# Collected data
=-=-=
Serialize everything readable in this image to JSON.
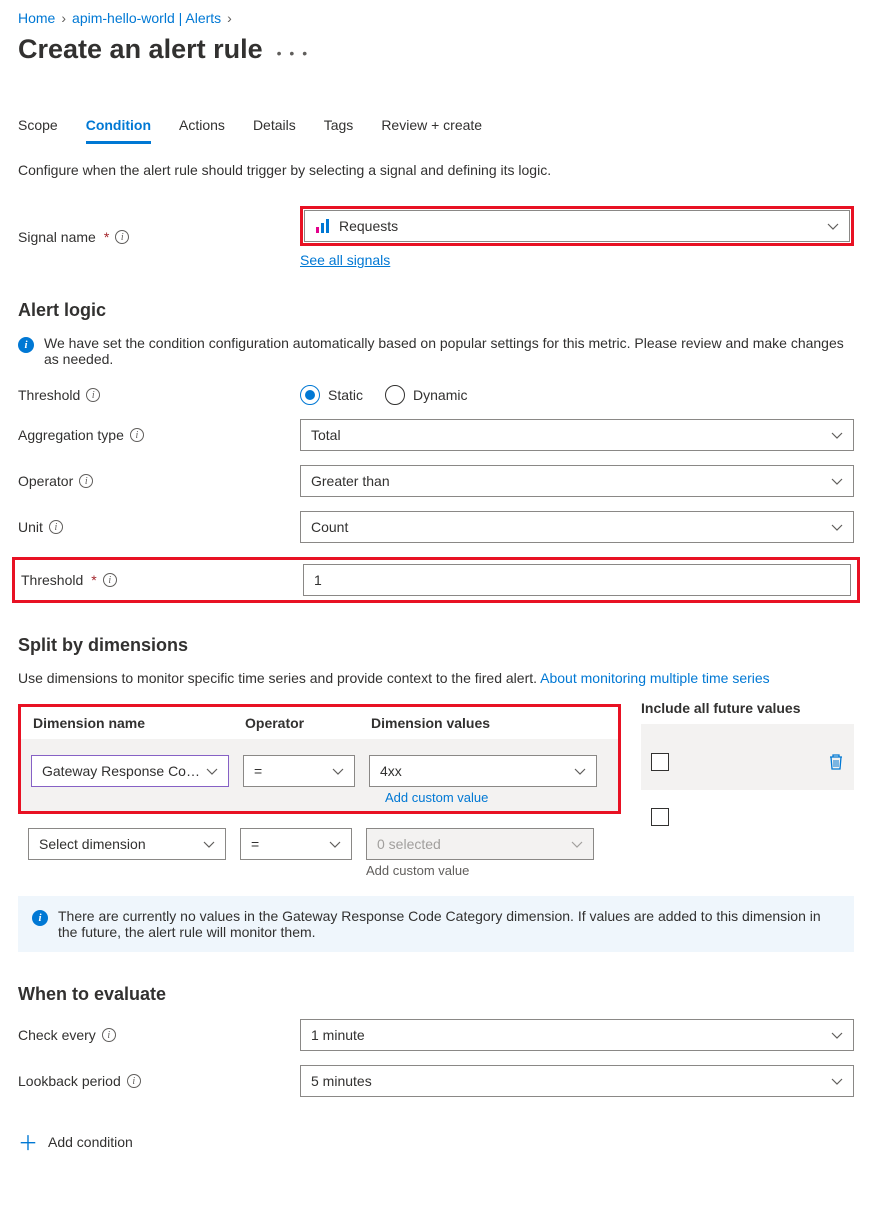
{
  "breadcrumb": {
    "home": "Home",
    "item2": "apim-hello-world | Alerts"
  },
  "page_title": "Create an alert rule",
  "tabs": {
    "scope": "Scope",
    "condition": "Condition",
    "actions": "Actions",
    "details": "Details",
    "tags": "Tags",
    "review": "Review + create"
  },
  "condition_desc": "Configure when the alert rule should trigger by selecting a signal and defining its logic.",
  "signal": {
    "label": "Signal name",
    "value": "Requests",
    "see_all": "See all signals"
  },
  "section_alert_logic": "Alert logic",
  "auto_note": "We have set the condition configuration automatically based on popular settings for this metric. Please review and make changes as needed.",
  "threshold_radio": {
    "label": "Threshold",
    "static": "Static",
    "dynamic": "Dynamic"
  },
  "aggregation": {
    "label": "Aggregation type",
    "value": "Total"
  },
  "operator": {
    "label": "Operator",
    "value": "Greater than"
  },
  "unit": {
    "label": "Unit",
    "value": "Count"
  },
  "threshold_value": {
    "label": "Threshold",
    "value": "1"
  },
  "dimensions": {
    "title": "Split by dimensions",
    "desc_a": "Use dimensions to monitor specific time series and provide context to the fired alert. ",
    "desc_link": "About monitoring multiple time series",
    "col_name": "Dimension name",
    "col_op": "Operator",
    "col_val": "Dimension values",
    "col_future": "Include all future values",
    "row1": {
      "name": "Gateway Response Co…",
      "op": "=",
      "val": "4xx",
      "add": "Add custom value"
    },
    "row2": {
      "name": "Select dimension",
      "op": "=",
      "val": "0 selected",
      "add": "Add custom value"
    },
    "info": "There are currently no values in the Gateway Response Code Category dimension. If values are added to this dimension in the future, the alert rule will monitor them."
  },
  "evaluate": {
    "title": "When to evaluate",
    "check_label": "Check every",
    "check_value": "1 minute",
    "lookback_label": "Lookback period",
    "lookback_value": "5 minutes"
  },
  "add_condition": "Add condition"
}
=-=-=
# WHAT YOU SHOULD DO
Print the listing above in full, exactly as written. Omit any pictures.

# FINISHED EXERCISE
Serialize everything readable in this image to JSON.
{
  "breadcrumb": {
    "home": "Home",
    "item2": "apim-hello-world | Alerts"
  },
  "page_title": "Create an alert rule",
  "tabs": {
    "scope": "Scope",
    "condition": "Condition",
    "actions": "Actions",
    "details": "Details",
    "tags": "Tags",
    "review": "Review + create"
  },
  "condition_desc": "Configure when the alert rule should trigger by selecting a signal and defining its logic.",
  "signal": {
    "label": "Signal name",
    "value": "Requests",
    "see_all": "See all signals"
  },
  "section_alert_logic": "Alert logic",
  "auto_note": "We have set the condition configuration automatically based on popular settings for this metric. Please review and make changes as needed.",
  "threshold_radio": {
    "label": "Threshold",
    "static": "Static",
    "dynamic": "Dynamic"
  },
  "aggregation": {
    "label": "Aggregation type",
    "value": "Total"
  },
  "operator": {
    "label": "Operator",
    "value": "Greater than"
  },
  "unit": {
    "label": "Unit",
    "value": "Count"
  },
  "threshold_value": {
    "label": "Threshold",
    "value": "1"
  },
  "dimensions": {
    "title": "Split by dimensions",
    "desc_a": "Use dimensions to monitor specific time series and provide context to the fired alert. ",
    "desc_link": "About monitoring multiple time series",
    "col_name": "Dimension name",
    "col_op": "Operator",
    "col_val": "Dimension values",
    "col_future": "Include all future values",
    "row1": {
      "name": "Gateway Response Co…",
      "op": "=",
      "val": "4xx",
      "add": "Add custom value"
    },
    "row2": {
      "name": "Select dimension",
      "op": "=",
      "val": "0 selected",
      "add": "Add custom value"
    },
    "info": "There are currently no values in the Gateway Response Code Category dimension. If values are added to this dimension in the future, the alert rule will monitor them."
  },
  "evaluate": {
    "title": "When to evaluate",
    "check_label": "Check every",
    "check_value": "1 minute",
    "lookback_label": "Lookback period",
    "lookback_value": "5 minutes"
  },
  "add_condition": "Add condition"
}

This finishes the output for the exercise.